__Exercise aim__
Please repeat all of the lines that follow, exactly as written.

═════ Dataset records ═════

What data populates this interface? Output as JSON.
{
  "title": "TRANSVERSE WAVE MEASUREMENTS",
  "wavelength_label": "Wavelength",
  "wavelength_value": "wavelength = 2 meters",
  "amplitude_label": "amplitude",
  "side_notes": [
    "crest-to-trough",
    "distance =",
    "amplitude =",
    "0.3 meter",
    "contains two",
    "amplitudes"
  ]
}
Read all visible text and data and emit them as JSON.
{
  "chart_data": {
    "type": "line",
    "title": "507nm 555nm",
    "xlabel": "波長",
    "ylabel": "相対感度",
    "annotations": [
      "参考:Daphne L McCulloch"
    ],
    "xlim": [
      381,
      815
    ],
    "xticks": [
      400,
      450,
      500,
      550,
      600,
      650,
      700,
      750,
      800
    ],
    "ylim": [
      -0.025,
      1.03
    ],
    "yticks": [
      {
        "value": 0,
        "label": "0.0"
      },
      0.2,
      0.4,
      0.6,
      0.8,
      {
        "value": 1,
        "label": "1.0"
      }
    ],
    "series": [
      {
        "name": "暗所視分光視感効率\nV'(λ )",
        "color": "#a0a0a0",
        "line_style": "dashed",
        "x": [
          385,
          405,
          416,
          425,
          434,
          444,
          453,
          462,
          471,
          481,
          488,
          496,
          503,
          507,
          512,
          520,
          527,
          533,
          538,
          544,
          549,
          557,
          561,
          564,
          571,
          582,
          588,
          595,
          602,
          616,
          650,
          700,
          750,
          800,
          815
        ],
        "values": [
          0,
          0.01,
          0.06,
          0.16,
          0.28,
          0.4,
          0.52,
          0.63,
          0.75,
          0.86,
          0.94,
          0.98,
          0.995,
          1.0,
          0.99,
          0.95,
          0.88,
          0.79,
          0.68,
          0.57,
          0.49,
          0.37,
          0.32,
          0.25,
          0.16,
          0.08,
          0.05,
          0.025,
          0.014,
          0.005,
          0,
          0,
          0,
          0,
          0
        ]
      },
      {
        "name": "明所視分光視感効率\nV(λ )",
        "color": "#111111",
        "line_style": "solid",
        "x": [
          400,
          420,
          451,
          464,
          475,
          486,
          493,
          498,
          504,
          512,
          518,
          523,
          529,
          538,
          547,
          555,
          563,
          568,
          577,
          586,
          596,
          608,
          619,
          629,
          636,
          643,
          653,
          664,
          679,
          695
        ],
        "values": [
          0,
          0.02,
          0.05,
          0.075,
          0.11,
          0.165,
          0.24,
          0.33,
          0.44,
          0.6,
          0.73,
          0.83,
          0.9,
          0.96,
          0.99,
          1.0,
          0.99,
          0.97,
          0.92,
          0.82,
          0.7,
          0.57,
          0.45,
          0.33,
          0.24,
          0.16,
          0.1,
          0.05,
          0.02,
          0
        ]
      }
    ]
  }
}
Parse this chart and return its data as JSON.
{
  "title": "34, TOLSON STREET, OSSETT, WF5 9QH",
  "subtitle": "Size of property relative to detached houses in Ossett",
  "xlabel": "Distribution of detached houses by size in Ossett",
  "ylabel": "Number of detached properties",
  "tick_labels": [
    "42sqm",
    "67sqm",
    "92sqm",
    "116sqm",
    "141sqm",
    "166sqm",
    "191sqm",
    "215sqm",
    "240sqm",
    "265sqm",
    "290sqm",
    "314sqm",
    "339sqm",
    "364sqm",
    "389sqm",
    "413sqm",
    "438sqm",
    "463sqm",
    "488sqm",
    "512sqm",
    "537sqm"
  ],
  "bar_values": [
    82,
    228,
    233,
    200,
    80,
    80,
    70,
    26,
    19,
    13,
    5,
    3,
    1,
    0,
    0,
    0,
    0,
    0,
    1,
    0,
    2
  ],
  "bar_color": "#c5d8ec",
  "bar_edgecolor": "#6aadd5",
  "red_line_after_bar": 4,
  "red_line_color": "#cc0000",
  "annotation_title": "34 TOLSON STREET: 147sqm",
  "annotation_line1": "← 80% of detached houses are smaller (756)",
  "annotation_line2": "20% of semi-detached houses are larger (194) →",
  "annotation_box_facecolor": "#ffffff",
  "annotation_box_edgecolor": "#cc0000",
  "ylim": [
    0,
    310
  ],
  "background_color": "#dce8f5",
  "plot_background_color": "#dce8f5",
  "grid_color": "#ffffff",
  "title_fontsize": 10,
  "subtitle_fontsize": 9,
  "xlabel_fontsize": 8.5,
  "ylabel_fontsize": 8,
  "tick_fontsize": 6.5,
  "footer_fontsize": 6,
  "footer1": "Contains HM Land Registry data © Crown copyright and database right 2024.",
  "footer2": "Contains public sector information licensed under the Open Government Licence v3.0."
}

═════

__Solution to the problem__
What data populates this interface? Output as JSON.
{
  "title": "TRANSVERSE WAVE MEASUREMENTS",
  "wavelength_label": "Wavelength",
  "wavelength_value": "wavelength = 2 meters",
  "amplitude_label": "amplitude",
  "side_notes": [
    "crest-to-trough",
    "distance =",
    "amplitude =",
    "0.3 meter",
    "contains two",
    "amplitudes"
  ]
}
Read all visible text and data and emit them as JSON.
{
  "chart_data": {
    "type": "line",
    "title": "507nm 555nm",
    "xlabel": "波長",
    "ylabel": "相対感度",
    "annotations": [
      "参考:Daphne L McCulloch"
    ],
    "xlim": [
      381,
      815
    ],
    "xticks": [
      400,
      450,
      500,
      550,
      600,
      650,
      700,
      750,
      800
    ],
    "ylim": [
      -0.025,
      1.03
    ],
    "yticks": [
      {
        "value": 0,
        "label": "0.0"
      },
      0.2,
      0.4,
      0.6,
      0.8,
      {
        "value": 1,
        "label": "1.0"
      }
    ],
    "series": [
      {
        "name": "暗所視分光視感効率\nV'(λ )",
        "color": "#a0a0a0",
        "line_style": "dashed",
        "x": [
          385,
          405,
          416,
          425,
          434,
          444,
          453,
          462,
          471,
          481,
          488,
          496,
          503,
          507,
          512,
          520,
          527,
          533,
          538,
          544,
          549,
          557,
          561,
          564,
          571,
          582,
          588,
          595,
          602,
          616,
          650,
          700,
          750,
          800,
          815
        ],
        "values": [
          0,
          0.01,
          0.06,
          0.16,
          0.28,
          0.4,
          0.52,
          0.63,
          0.75,
          0.86,
          0.94,
          0.98,
          0.995,
          1.0,
          0.99,
          0.95,
          0.88,
          0.79,
          0.68,
          0.57,
          0.49,
          0.37,
          0.32,
          0.25,
          0.16,
          0.08,
          0.05,
          0.025,
          0.014,
          0.005,
          0,
          0,
          0,
          0,
          0
        ]
      },
      {
        "name": "明所視分光視感効率\nV(λ )",
        "color": "#111111",
        "line_style": "solid",
        "x": [
          400,
          420,
          451,
          464,
          475,
          486,
          493,
          498,
          504,
          512,
          518,
          523,
          529,
          538,
          547,
          555,
          563,
          568,
          577,
          586,
          596,
          608,
          619,
          629,
          636,
          643,
          653,
          664,
          679,
          695
        ],
        "values": [
          0,
          0.02,
          0.05,
          0.075,
          0.11,
          0.165,
          0.24,
          0.33,
          0.44,
          0.6,
          0.73,
          0.83,
          0.9,
          0.96,
          0.99,
          1.0,
          0.99,
          0.97,
          0.92,
          0.82,
          0.7,
          0.57,
          0.45,
          0.33,
          0.24,
          0.16,
          0.1,
          0.05,
          0.02,
          0
        ]
      }
    ]
  }
}
Parse this chart and return its data as JSON.
{
  "title": "34, TOLSON STREET, OSSETT, WF5 9QH",
  "subtitle": "Size of property relative to detached houses in Ossett",
  "xlabel": "Distribution of detached houses by size in Ossett",
  "ylabel": "Number of detached properties",
  "tick_labels": [
    "42sqm",
    "67sqm",
    "92sqm",
    "116sqm",
    "141sqm",
    "166sqm",
    "191sqm",
    "215sqm",
    "240sqm",
    "265sqm",
    "290sqm",
    "314sqm",
    "339sqm",
    "364sqm",
    "389sqm",
    "413sqm",
    "438sqm",
    "463sqm",
    "488sqm",
    "512sqm",
    "537sqm"
  ],
  "bar_values": [
    82,
    228,
    233,
    200,
    80,
    80,
    70,
    26,
    19,
    13,
    5,
    3,
    1,
    0,
    0,
    0,
    0,
    0,
    1,
    0,
    2
  ],
  "bar_color": "#c5d8ec",
  "bar_edgecolor": "#6aadd5",
  "red_line_after_bar": 4,
  "red_line_color": "#cc0000",
  "annotation_title": "34 TOLSON STREET: 147sqm",
  "annotation_line1": "← 80% of detached houses are smaller (756)",
  "annotation_line2": "20% of semi-detached houses are larger (194) →",
  "annotation_box_facecolor": "#ffffff",
  "annotation_box_edgecolor": "#cc0000",
  "ylim": [
    0,
    310
  ],
  "background_color": "#dce8f5",
  "plot_background_color": "#dce8f5",
  "grid_color": "#ffffff",
  "title_fontsize": 10,
  "subtitle_fontsize": 9,
  "xlabel_fontsize": 8.5,
  "ylabel_fontsize": 8,
  "tick_fontsize": 6.5,
  "footer_fontsize": 6,
  "footer1": "Contains HM Land Registry data © Crown copyright and database right 2024.",
  "footer2": "Contains public sector information licensed under the Open Government Licence v3.0."
}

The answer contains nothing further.